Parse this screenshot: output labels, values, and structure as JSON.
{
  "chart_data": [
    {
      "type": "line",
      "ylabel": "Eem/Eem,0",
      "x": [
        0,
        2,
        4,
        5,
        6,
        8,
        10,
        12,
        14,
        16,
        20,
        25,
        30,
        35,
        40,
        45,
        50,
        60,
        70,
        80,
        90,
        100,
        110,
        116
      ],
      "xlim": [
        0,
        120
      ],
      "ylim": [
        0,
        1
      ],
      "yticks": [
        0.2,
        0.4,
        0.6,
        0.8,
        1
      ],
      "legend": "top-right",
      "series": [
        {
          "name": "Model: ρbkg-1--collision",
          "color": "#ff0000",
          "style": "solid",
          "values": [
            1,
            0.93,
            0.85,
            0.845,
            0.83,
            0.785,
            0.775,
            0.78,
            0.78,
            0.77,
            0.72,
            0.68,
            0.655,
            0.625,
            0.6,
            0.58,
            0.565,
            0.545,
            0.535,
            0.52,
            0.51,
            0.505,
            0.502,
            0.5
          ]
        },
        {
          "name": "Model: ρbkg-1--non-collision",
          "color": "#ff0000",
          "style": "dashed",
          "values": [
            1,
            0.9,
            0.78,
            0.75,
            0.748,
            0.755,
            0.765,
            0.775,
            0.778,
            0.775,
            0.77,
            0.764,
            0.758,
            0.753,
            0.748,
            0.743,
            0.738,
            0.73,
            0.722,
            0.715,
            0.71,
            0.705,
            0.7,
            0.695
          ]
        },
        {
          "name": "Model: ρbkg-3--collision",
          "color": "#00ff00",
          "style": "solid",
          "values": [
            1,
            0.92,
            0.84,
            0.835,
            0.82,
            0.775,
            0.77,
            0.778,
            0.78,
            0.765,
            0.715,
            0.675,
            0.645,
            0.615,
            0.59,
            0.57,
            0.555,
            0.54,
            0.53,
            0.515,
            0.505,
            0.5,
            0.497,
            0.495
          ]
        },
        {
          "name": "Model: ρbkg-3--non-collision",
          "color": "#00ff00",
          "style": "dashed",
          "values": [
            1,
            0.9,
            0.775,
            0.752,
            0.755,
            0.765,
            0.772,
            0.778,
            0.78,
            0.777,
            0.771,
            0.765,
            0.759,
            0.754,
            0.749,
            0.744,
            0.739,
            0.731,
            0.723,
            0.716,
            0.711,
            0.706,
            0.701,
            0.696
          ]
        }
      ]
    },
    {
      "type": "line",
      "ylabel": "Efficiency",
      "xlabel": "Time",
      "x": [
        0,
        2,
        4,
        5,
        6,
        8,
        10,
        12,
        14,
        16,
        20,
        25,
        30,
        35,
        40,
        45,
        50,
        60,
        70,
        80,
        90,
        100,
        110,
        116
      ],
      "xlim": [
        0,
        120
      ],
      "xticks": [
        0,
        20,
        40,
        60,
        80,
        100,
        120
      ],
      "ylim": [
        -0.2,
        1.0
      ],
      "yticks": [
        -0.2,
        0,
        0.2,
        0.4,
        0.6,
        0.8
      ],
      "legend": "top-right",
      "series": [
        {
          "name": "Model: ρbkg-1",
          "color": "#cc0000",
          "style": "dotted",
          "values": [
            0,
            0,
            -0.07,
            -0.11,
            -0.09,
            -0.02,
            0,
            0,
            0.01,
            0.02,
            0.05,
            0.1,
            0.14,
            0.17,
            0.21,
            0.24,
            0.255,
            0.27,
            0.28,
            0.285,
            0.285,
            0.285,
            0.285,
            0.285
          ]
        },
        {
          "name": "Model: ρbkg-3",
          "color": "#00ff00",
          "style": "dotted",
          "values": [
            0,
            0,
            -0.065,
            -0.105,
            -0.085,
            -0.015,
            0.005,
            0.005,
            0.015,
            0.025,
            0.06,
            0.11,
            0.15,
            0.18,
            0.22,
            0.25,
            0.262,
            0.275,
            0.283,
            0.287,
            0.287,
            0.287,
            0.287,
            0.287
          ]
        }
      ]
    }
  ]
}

===============

Extract all of the data shown above and repeat it verbatim.

Parse this screenshot: output labels, values, and structure as JSON.
{
  "chart_data": [
    {
      "type": "line",
      "ylabel": "Eem/Eem,0",
      "x": [
        0,
        2,
        4,
        5,
        6,
        8,
        10,
        12,
        14,
        16,
        20,
        25,
        30,
        35,
        40,
        45,
        50,
        60,
        70,
        80,
        90,
        100,
        110,
        116
      ],
      "xlim": [
        0,
        120
      ],
      "ylim": [
        0,
        1
      ],
      "yticks": [
        0.2,
        0.4,
        0.6,
        0.8,
        1
      ],
      "legend": "top-right",
      "series": [
        {
          "name": "Model: ρbkg-1--collision",
          "color": "#ff0000",
          "style": "solid",
          "values": [
            1,
            0.93,
            0.85,
            0.845,
            0.83,
            0.785,
            0.775,
            0.78,
            0.78,
            0.77,
            0.72,
            0.68,
            0.655,
            0.625,
            0.6,
            0.58,
            0.565,
            0.545,
            0.535,
            0.52,
            0.51,
            0.505,
            0.502,
            0.5
          ]
        },
        {
          "name": "Model: ρbkg-1--non-collision",
          "color": "#ff0000",
          "style": "dashed",
          "values": [
            1,
            0.9,
            0.78,
            0.75,
            0.748,
            0.755,
            0.765,
            0.775,
            0.778,
            0.775,
            0.77,
            0.764,
            0.758,
            0.753,
            0.748,
            0.743,
            0.738,
            0.73,
            0.722,
            0.715,
            0.71,
            0.705,
            0.7,
            0.695
          ]
        },
        {
          "name": "Model: ρbkg-3--collision",
          "color": "#00ff00",
          "style": "solid",
          "values": [
            1,
            0.92,
            0.84,
            0.835,
            0.82,
            0.775,
            0.77,
            0.778,
            0.78,
            0.765,
            0.715,
            0.675,
            0.645,
            0.615,
            0.59,
            0.57,
            0.555,
            0.54,
            0.53,
            0.515,
            0.505,
            0.5,
            0.497,
            0.495
          ]
        },
        {
          "name": "Model: ρbkg-3--non-collision",
          "color": "#00ff00",
          "style": "dashed",
          "values": [
            1,
            0.9,
            0.775,
            0.752,
            0.755,
            0.765,
            0.772,
            0.778,
            0.78,
            0.777,
            0.771,
            0.765,
            0.759,
            0.754,
            0.749,
            0.744,
            0.739,
            0.731,
            0.723,
            0.716,
            0.711,
            0.706,
            0.701,
            0.696
          ]
        }
      ]
    },
    {
      "type": "line",
      "ylabel": "Efficiency",
      "xlabel": "Time",
      "x": [
        0,
        2,
        4,
        5,
        6,
        8,
        10,
        12,
        14,
        16,
        20,
        25,
        30,
        35,
        40,
        45,
        50,
        60,
        70,
        80,
        90,
        100,
        110,
        116
      ],
      "xlim": [
        0,
        120
      ],
      "xticks": [
        0,
        20,
        40,
        60,
        80,
        100,
        120
      ],
      "ylim": [
        -0.2,
        1.0
      ],
      "yticks": [
        -0.2,
        0,
        0.2,
        0.4,
        0.6,
        0.8
      ],
      "legend": "top-right",
      "series": [
        {
          "name": "Model: ρbkg-1",
          "color": "#cc0000",
          "style": "dotted",
          "values": [
            0,
            0,
            -0.07,
            -0.11,
            -0.09,
            -0.02,
            0,
            0,
            0.01,
            0.02,
            0.05,
            0.1,
            0.14,
            0.17,
            0.21,
            0.24,
            0.255,
            0.27,
            0.28,
            0.285,
            0.285,
            0.285,
            0.285,
            0.285
          ]
        },
        {
          "name": "Model: ρbkg-3",
          "color": "#00ff00",
          "style": "dotted",
          "values": [
            0,
            0,
            -0.065,
            -0.105,
            -0.085,
            -0.015,
            0.005,
            0.005,
            0.015,
            0.025,
            0.06,
            0.11,
            0.15,
            0.18,
            0.22,
            0.25,
            0.262,
            0.275,
            0.283,
            0.287,
            0.287,
            0.287,
            0.287,
            0.287
          ]
        }
      ]
    }
  ]
}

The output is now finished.